Extract every line from the records below that contains the word "ALERT".

── Data ──

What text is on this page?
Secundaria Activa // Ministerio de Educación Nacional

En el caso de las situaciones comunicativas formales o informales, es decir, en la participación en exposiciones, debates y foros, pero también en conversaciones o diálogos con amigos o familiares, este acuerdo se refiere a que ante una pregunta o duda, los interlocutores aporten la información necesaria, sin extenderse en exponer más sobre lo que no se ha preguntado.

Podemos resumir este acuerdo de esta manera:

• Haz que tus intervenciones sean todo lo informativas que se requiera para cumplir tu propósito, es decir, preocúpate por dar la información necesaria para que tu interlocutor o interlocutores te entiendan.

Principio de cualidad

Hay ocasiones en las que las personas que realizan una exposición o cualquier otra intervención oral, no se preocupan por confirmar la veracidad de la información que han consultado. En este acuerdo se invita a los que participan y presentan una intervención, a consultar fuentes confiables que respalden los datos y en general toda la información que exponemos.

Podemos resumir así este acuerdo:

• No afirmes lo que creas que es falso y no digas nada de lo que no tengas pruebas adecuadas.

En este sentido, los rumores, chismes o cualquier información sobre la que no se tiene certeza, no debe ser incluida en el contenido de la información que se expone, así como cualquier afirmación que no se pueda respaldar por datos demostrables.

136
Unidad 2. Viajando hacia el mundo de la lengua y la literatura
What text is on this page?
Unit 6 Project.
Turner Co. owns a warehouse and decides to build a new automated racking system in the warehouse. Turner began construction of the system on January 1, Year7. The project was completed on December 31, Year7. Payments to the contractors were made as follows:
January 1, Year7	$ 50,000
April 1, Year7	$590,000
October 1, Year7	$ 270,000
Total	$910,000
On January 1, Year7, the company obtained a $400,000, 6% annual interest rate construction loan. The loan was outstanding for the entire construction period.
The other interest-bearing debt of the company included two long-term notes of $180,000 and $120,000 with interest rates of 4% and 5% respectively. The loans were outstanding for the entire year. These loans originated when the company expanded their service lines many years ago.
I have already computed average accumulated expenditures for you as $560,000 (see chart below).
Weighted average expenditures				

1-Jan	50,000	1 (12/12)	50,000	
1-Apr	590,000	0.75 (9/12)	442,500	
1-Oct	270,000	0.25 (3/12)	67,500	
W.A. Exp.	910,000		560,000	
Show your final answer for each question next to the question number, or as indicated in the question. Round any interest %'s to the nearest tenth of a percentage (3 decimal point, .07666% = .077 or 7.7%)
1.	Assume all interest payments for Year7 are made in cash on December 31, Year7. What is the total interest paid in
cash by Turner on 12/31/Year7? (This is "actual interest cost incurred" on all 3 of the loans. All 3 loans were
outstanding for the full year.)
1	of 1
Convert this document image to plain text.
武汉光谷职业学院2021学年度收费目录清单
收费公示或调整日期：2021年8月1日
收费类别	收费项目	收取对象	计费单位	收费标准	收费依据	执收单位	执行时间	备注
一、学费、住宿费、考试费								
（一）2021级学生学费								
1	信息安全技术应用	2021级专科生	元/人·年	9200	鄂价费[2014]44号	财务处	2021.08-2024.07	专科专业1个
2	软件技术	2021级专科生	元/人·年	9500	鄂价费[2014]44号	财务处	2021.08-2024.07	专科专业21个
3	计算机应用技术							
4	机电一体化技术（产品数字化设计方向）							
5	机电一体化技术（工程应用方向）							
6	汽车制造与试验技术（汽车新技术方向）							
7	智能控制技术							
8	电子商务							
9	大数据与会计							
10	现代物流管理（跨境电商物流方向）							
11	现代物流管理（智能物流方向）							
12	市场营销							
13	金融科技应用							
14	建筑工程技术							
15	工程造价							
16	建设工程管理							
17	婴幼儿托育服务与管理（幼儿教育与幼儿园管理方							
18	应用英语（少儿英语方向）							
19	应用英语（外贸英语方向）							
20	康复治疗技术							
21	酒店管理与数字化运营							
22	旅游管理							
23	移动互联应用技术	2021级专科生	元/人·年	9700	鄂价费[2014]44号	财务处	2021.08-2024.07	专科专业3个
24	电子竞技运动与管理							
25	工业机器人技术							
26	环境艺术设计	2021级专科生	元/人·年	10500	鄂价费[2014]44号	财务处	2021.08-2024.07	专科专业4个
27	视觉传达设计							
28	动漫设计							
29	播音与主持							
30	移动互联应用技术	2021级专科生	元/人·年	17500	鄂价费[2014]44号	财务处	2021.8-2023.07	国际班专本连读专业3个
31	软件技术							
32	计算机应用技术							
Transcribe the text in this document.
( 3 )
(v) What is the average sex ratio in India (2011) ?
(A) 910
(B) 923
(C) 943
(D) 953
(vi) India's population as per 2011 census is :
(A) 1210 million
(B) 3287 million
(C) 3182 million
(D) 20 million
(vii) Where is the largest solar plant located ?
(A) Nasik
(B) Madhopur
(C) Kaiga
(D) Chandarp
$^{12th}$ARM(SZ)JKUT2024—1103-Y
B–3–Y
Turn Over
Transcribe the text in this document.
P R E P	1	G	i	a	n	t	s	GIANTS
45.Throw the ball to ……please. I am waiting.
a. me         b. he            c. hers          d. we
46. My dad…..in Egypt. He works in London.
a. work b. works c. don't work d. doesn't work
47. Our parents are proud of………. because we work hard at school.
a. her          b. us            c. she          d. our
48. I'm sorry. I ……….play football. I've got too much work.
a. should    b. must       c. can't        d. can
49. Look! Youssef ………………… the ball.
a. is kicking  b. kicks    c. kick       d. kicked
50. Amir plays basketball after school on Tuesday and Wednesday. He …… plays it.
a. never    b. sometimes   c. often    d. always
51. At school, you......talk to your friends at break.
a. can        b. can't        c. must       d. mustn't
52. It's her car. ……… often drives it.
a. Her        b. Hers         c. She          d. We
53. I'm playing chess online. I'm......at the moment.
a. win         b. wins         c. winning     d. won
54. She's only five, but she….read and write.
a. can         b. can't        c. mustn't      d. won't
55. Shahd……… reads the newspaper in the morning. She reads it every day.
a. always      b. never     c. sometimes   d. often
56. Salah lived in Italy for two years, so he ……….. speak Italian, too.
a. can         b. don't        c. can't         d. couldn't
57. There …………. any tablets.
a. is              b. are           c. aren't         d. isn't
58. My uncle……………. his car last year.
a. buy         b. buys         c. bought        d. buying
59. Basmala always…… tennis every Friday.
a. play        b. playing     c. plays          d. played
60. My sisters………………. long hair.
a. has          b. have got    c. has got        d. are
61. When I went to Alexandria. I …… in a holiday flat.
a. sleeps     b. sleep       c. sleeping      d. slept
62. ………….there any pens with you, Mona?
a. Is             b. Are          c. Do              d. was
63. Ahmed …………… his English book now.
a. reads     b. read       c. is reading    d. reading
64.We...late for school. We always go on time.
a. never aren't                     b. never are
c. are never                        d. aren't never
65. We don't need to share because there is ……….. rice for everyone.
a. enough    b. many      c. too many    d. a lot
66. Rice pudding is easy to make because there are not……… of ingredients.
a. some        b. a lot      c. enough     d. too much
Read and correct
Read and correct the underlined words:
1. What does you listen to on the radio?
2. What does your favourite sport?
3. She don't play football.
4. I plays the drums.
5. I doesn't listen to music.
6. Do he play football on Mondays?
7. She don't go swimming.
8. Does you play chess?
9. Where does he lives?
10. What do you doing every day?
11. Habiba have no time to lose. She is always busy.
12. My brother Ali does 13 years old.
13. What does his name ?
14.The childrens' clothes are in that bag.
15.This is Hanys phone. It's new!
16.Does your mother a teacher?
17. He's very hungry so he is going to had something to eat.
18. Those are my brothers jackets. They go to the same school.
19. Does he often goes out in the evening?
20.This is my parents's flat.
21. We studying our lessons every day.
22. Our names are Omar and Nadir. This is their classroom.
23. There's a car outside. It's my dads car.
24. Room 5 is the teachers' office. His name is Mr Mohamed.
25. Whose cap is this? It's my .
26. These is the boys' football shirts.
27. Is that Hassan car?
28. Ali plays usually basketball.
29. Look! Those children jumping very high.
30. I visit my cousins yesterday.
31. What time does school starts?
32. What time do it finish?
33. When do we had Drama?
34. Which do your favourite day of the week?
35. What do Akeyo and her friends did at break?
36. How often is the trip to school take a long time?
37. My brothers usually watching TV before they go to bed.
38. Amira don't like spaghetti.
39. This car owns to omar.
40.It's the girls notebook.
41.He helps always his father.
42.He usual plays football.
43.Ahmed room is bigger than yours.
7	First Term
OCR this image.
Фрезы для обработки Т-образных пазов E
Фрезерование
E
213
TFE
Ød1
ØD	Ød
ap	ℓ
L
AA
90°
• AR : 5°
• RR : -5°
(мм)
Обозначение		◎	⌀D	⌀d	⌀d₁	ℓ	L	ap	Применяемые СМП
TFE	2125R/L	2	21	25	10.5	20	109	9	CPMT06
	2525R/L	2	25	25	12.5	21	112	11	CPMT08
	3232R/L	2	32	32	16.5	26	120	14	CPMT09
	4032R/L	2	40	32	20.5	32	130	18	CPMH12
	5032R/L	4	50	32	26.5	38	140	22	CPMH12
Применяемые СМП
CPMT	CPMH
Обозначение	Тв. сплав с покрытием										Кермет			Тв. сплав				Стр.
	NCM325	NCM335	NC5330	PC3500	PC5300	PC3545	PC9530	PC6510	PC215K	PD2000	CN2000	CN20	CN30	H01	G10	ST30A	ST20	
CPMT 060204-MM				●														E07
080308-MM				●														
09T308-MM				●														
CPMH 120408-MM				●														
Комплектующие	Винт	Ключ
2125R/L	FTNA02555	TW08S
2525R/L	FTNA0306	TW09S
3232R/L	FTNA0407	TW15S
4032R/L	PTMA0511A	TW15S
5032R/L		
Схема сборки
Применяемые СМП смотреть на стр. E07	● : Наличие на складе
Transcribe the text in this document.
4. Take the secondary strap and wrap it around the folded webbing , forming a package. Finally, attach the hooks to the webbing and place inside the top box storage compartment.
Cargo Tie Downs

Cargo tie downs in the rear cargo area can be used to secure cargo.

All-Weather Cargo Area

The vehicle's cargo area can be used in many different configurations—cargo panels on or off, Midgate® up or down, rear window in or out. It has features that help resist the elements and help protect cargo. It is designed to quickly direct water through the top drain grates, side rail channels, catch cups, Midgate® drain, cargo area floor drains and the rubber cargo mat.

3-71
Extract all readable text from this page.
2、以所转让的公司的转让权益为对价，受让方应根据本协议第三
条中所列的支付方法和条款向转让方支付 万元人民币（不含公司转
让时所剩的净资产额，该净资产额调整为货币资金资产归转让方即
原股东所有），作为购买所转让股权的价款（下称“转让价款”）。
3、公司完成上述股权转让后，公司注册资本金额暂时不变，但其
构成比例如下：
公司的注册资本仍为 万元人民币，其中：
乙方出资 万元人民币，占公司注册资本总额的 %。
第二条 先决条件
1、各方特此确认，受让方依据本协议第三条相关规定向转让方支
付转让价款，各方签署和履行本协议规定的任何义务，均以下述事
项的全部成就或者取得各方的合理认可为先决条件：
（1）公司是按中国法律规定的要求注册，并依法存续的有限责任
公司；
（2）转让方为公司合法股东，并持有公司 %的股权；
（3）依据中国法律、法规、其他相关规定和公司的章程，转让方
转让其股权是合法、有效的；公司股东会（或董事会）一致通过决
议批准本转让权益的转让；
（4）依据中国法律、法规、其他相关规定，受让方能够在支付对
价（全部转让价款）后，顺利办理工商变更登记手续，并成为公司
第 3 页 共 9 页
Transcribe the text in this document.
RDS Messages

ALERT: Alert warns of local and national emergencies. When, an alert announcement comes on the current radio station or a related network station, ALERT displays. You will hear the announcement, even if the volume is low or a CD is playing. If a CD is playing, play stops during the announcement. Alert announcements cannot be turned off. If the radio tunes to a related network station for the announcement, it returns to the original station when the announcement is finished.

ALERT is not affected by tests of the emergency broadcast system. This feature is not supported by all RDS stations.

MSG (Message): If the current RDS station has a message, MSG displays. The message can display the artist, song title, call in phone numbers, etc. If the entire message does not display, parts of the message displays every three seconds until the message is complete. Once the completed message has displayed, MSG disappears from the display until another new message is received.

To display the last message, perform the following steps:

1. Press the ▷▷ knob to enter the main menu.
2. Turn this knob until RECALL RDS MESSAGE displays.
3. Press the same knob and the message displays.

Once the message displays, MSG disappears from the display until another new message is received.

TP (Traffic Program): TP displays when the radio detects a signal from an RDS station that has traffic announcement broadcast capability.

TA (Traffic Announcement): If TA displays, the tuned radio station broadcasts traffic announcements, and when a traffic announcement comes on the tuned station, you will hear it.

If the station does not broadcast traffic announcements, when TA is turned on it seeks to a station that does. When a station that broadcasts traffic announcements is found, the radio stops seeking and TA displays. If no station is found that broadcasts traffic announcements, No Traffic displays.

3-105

───

#### Solution:
ALERT: Alert warns of local and national emergencies. When, an alert announcement comes on the current radio station or a related network station, ALERT displays. You will hear the announcement, even if the volume is low or a CD is playing. If a CD is playing, play stops during the announcement. Alert announcements cannot be turned off. If the radio tunes to a related network station for the announcement, it returns to the original station when the announcement is finished.
ALERT is not affected by tests of the emergency broadcast system. This feature is not supported by all RDS stations.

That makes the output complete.